# START OF Data extract
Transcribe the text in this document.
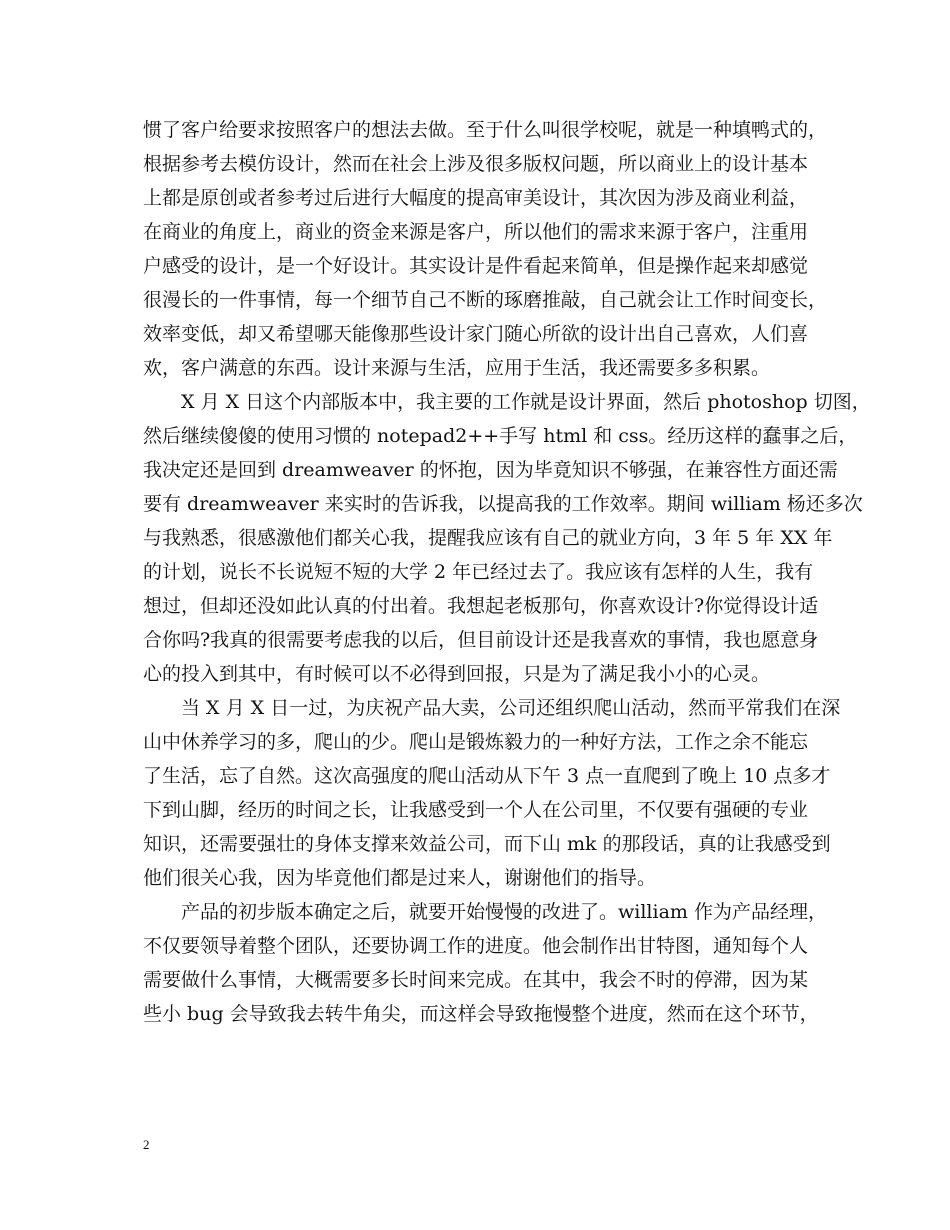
惯了客户给要求按照客户的想法去做。至于什么叫很学校呢，就是一种填鸭式的，
根据参考去模仿设计，然而在社会上涉及很多版权问题，所以商业上的设计基本
上都是原创或者参考过后进行大幅度的提高审美设计，其次因为涉及商业利益，
在商业的角度上，商业的资金来源是客户，所以他们的需求来源于客户，注重用
户感受的设计，是一个好设计。其实设计是件看起来简单，但是操作起来却感觉
很漫长的一件事情，每一个细节自己不断的琢磨推敲，自己就会让工作时间变长，
效率变低，却又希望哪天能像那些设计家门随心所欲的设计出自己喜欢，人们喜
欢，客户满意的东西。设计来源与生活，应用于生活，我还需要多多积累。
　　X 月 X 日这个内部版本中，我主要的工作就是设计界面，然后 photoshop 切图，
然后继续傻傻的使用习惯的 notepad2++手写 html 和 css。经历这样的蠢事之后，
我决定还是回到 dreamweaver 的怀抱，因为毕竟知识不够强，在兼容性方面还需
要有 dreamweaver 来实时的告诉我，以提高我的工作效率。期间 william 杨还多次
与我熟悉，很感激他们都关心我，提醒我应该有自己的就业方向，3 年 5 年 XX 年
的计划，说长不长说短不短的大学 2 年已经过去了。我应该有怎样的人生，我有
想过，但却还没如此认真的付出着。我想起老板那句，你喜欢设计?你觉得设计适
合你吗?我真的很需要考虑我的以后，但目前设计还是我喜欢的事情，我也愿意身
心的投入到其中，有时候可以不必得到回报，只是为了满足我小小的心灵。
　　当 X 月 X 日一过，为庆祝产品大卖，公司还组织爬山活动，然而平常我们在深
山中休养学习的多，爬山的少。爬山是锻炼毅力的一种好方法，工作之余不能忘
了生活，忘了自然。这次高强度的爬山活动从下午 3 点一直爬到了晚上 10 点多才
下到山脚，经历的时间之长，让我感受到一个人在公司里，不仅要有强硬的专业
知识，还需要强壮的身体支撑来效益公司，而下山 mk 的那段话，真的让我感受到
他们很关心我，因为毕竟他们都是过来人，谢谢他们的指导。
　　产品的初步版本确定之后，就要开始慢慢的改进了。william 作为产品经理，
不仅要领导着整个团队，还要协调工作的进度。他会制作出甘特图，通知每个人
需要做什么事情，大概需要多长时间来完成。在其中，我会不时的停滞，因为某
些小 bug 会导致我去转牛角尖，而这样会导致拖慢整个进度，然而在这个环节，
2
# END OF Data extract
> **The task**
Give only the number of lines in the material above where the string "dreamweaver" appears.

> **Result of the task**
2